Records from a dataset
━━━━━━━━━━
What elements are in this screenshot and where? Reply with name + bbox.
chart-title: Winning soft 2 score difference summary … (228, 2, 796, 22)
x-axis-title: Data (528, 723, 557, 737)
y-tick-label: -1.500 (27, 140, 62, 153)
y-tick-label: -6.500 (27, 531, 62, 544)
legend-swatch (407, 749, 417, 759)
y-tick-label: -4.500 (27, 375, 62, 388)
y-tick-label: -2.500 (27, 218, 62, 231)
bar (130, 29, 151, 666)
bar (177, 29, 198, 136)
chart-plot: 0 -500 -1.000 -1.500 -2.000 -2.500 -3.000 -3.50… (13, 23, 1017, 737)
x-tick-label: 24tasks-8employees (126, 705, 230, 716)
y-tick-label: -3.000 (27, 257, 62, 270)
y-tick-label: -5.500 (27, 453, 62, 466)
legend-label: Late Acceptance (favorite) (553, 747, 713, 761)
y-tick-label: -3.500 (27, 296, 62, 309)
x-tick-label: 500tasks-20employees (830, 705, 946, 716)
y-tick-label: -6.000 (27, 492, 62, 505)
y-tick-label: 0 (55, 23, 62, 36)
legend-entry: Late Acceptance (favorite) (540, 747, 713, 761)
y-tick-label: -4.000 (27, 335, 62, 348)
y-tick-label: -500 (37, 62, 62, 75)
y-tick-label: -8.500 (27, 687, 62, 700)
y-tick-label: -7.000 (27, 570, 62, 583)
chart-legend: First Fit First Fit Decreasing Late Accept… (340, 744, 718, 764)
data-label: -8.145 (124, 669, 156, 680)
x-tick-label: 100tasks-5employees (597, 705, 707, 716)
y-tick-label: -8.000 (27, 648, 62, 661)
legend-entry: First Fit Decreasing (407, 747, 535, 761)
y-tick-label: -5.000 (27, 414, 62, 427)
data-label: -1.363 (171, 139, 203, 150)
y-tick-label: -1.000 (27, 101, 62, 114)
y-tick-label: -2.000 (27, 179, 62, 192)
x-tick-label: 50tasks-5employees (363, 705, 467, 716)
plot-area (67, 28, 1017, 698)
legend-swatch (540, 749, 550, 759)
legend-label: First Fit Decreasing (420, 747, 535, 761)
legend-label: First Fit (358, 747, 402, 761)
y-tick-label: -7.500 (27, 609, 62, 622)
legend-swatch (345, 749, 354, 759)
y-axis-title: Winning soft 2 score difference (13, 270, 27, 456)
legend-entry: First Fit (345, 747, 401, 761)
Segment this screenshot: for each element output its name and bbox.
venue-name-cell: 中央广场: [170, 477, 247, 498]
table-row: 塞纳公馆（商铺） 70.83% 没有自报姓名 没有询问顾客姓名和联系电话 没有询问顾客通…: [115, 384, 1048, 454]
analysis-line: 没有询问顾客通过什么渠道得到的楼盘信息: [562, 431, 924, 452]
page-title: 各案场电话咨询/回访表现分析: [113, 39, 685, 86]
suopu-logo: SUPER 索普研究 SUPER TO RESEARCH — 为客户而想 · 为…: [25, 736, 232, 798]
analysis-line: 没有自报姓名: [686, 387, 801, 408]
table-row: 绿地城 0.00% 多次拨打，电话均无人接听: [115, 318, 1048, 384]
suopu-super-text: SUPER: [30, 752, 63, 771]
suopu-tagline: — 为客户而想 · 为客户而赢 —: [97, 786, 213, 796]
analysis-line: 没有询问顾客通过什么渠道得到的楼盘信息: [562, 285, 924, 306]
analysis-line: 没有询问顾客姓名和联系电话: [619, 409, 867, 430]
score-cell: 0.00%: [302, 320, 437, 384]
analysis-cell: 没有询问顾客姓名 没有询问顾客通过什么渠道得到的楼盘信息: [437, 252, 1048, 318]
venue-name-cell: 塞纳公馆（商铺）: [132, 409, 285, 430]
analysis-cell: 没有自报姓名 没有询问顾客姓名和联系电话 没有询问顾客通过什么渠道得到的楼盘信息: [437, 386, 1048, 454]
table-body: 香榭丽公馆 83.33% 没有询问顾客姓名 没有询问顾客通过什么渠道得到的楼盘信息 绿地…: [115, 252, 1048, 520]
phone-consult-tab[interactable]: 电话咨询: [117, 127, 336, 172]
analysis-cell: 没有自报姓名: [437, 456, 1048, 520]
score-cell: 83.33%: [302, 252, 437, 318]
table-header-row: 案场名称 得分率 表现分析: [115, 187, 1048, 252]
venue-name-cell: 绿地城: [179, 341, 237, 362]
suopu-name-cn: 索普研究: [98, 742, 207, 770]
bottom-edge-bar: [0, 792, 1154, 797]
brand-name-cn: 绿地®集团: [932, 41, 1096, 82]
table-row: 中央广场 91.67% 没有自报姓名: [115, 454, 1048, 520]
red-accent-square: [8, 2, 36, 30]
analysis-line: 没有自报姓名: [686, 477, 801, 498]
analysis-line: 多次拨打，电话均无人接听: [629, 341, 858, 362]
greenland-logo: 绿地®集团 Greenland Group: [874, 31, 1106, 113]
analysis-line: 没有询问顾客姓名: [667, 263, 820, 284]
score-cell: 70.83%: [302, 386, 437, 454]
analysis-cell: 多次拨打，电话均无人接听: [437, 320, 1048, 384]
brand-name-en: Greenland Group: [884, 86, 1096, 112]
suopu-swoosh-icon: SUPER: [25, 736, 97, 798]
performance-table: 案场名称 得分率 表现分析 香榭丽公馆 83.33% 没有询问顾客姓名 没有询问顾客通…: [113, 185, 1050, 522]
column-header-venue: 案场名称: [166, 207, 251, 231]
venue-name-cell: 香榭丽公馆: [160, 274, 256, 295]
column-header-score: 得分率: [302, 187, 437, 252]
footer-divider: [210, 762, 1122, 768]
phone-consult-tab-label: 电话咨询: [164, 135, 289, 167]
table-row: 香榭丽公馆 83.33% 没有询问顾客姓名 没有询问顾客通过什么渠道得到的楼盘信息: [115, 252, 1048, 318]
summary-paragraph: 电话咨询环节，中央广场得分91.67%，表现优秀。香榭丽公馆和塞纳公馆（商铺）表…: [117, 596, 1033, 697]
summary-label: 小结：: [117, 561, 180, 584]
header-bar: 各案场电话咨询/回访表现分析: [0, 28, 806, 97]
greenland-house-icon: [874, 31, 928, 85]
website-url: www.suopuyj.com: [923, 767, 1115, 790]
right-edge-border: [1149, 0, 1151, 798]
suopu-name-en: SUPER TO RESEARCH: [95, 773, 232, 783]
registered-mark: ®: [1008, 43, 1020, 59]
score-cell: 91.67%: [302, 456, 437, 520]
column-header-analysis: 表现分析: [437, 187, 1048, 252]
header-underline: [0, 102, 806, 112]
━━━━━━━━━━
> To be done
Tally the lines in the entries above that contain the string "score", treating uppercase and lowercase as different. Reply with the number only.

> Final result
7